Data entries:
/---
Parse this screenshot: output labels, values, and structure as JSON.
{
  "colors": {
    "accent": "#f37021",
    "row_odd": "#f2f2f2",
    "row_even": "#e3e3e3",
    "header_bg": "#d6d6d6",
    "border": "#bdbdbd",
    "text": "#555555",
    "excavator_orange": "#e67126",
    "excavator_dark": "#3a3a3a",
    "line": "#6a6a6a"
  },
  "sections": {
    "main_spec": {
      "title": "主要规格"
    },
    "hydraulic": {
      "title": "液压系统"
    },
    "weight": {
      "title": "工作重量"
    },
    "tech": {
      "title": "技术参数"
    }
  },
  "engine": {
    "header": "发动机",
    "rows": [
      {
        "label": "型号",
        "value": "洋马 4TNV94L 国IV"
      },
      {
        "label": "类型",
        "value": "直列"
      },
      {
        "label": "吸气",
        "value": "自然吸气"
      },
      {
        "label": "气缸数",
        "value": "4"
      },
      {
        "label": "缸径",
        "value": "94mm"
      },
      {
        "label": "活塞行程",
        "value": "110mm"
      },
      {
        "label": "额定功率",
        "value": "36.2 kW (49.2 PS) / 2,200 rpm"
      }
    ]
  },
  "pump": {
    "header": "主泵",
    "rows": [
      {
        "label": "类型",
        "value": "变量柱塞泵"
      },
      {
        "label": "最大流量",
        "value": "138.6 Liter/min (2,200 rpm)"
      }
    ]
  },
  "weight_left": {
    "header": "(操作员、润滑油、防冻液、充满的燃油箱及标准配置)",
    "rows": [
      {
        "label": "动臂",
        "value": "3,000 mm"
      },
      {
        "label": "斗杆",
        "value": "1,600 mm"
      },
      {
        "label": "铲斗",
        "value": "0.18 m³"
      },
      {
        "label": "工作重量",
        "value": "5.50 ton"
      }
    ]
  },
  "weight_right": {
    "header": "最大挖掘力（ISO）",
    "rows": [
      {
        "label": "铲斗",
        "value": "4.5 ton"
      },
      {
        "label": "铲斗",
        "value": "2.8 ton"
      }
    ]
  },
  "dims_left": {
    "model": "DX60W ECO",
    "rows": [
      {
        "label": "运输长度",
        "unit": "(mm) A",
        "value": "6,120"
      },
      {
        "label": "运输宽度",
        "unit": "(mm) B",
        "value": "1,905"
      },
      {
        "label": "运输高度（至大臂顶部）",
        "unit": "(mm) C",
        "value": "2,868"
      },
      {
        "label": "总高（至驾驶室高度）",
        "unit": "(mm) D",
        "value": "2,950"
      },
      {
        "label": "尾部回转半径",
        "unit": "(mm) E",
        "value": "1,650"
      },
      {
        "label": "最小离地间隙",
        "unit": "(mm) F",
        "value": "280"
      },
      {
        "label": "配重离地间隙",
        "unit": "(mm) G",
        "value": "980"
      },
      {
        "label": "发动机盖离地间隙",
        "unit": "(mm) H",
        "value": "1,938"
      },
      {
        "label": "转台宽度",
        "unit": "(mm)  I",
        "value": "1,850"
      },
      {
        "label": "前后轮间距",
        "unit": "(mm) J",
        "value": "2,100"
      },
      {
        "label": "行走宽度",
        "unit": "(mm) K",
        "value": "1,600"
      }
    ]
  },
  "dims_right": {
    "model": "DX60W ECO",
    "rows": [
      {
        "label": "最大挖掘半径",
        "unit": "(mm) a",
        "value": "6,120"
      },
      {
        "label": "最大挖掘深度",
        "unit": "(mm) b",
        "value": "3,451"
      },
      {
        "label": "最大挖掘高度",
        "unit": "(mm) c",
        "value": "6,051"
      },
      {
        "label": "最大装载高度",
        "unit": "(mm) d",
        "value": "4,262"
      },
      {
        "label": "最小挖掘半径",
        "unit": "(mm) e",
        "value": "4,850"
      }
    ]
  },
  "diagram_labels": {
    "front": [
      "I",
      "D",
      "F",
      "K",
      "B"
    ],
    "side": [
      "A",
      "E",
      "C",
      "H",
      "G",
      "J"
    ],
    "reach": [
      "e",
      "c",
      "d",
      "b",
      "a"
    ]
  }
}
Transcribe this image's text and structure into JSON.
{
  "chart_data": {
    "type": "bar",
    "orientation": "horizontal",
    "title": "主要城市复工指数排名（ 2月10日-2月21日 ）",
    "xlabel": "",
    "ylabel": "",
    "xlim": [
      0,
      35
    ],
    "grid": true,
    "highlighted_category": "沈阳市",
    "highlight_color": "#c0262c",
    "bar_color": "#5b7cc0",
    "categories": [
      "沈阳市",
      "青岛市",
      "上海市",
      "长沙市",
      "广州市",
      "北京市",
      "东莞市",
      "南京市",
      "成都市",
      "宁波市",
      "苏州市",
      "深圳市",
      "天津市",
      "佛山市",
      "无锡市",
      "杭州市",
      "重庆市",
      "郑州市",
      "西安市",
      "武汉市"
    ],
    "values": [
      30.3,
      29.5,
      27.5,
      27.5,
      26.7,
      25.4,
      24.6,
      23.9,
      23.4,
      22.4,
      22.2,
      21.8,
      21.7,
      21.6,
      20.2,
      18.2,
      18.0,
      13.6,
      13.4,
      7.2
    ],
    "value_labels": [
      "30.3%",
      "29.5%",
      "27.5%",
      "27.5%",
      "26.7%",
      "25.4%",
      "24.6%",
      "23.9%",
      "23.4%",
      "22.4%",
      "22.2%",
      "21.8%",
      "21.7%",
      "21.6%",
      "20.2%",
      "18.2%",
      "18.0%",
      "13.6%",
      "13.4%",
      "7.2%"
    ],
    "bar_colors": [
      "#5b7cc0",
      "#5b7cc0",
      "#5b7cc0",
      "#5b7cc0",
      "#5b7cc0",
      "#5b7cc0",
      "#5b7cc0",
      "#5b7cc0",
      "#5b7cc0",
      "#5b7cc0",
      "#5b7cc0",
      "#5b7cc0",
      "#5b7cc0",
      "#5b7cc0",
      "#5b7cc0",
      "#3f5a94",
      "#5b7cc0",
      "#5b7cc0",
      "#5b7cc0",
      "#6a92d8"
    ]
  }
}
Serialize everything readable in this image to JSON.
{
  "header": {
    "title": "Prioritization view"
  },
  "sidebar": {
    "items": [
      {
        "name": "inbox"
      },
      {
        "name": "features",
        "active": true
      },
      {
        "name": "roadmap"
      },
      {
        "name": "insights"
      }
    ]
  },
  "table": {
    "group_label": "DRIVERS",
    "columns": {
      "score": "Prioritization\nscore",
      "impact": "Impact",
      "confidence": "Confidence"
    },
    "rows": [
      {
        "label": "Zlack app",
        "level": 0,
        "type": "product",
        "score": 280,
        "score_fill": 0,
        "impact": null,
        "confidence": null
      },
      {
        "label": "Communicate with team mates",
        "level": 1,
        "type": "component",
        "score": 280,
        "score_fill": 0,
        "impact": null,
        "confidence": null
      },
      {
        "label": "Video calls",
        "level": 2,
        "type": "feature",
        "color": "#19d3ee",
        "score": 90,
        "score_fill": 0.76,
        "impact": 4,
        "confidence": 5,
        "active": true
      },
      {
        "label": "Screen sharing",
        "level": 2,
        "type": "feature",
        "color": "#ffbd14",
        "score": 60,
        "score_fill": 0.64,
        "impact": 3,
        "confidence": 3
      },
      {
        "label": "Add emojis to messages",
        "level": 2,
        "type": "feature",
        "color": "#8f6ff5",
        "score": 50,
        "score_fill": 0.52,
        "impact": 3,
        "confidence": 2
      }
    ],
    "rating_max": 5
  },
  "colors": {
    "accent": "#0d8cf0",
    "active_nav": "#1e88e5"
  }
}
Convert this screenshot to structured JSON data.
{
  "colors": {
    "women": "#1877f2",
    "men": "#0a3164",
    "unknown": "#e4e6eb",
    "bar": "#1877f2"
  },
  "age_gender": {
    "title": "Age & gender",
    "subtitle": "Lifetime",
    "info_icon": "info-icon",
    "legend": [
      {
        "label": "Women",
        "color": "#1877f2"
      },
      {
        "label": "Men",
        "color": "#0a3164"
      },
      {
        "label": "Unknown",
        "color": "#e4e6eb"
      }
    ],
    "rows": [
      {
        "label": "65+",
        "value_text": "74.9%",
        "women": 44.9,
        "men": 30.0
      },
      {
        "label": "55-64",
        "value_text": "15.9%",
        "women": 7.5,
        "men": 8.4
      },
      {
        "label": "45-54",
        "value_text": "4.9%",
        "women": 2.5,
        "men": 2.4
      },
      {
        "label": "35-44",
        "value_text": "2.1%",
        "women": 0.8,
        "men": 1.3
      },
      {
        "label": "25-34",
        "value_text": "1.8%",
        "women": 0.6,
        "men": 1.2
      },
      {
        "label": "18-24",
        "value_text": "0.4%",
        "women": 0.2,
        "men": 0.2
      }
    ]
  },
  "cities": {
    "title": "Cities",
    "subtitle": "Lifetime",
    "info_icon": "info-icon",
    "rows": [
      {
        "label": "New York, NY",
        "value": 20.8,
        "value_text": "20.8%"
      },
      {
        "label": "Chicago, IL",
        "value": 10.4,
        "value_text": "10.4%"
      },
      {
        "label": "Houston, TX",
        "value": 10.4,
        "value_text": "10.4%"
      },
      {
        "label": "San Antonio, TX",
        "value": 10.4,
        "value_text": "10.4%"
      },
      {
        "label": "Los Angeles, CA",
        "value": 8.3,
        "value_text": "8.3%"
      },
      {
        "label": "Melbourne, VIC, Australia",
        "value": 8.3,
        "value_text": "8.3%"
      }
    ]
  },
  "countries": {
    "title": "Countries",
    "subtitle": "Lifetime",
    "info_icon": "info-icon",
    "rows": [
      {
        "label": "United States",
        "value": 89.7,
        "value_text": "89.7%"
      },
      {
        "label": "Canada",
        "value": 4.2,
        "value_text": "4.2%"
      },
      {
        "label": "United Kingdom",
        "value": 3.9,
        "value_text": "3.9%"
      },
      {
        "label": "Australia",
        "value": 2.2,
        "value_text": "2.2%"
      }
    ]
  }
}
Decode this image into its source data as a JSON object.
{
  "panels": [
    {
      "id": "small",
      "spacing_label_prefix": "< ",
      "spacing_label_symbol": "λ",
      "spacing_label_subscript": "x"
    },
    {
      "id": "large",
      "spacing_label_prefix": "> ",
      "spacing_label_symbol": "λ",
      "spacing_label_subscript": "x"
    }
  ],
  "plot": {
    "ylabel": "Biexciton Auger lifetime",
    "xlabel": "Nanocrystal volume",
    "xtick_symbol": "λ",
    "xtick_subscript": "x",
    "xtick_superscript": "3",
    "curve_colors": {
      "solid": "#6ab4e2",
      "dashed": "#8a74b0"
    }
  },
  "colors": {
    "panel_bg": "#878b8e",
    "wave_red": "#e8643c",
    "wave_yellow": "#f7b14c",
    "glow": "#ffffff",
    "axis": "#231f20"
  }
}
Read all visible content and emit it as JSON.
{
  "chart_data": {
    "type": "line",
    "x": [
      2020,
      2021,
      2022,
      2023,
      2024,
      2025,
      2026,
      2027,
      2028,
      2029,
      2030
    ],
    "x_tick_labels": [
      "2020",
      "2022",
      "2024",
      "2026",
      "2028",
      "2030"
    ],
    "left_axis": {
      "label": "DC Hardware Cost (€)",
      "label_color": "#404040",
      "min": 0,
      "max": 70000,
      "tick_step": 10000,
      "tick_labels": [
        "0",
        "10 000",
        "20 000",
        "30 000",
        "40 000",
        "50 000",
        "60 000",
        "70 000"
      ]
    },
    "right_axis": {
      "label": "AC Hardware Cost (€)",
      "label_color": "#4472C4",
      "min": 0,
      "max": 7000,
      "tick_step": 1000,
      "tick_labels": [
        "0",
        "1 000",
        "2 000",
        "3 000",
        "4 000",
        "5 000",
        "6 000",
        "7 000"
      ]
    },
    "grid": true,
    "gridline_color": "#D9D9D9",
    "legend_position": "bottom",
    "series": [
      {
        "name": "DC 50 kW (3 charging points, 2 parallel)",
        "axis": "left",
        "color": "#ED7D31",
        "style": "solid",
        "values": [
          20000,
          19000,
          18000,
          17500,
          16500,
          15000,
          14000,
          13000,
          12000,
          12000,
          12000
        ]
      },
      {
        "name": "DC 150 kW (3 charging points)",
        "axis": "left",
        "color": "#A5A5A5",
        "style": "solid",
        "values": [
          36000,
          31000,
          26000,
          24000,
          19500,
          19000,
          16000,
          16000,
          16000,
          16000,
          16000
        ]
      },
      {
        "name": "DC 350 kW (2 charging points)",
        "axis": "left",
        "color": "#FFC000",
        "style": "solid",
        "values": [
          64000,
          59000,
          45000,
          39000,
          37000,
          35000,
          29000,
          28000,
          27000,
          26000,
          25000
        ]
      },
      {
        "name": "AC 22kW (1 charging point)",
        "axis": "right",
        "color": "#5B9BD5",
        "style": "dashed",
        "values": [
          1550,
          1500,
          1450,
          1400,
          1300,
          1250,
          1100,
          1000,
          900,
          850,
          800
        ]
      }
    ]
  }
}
\---
What is expected: Copy every line of the listing that includes the string "this".

Solution below:
Parse this screenshot: output labels, values, and structure as JSON.
Transcribe this image's text and structure into JSON.
Serialize everything readable in this image to JSON.
Convert this screenshot to structured JSON data.
Decode this image into its source data as a JSON object.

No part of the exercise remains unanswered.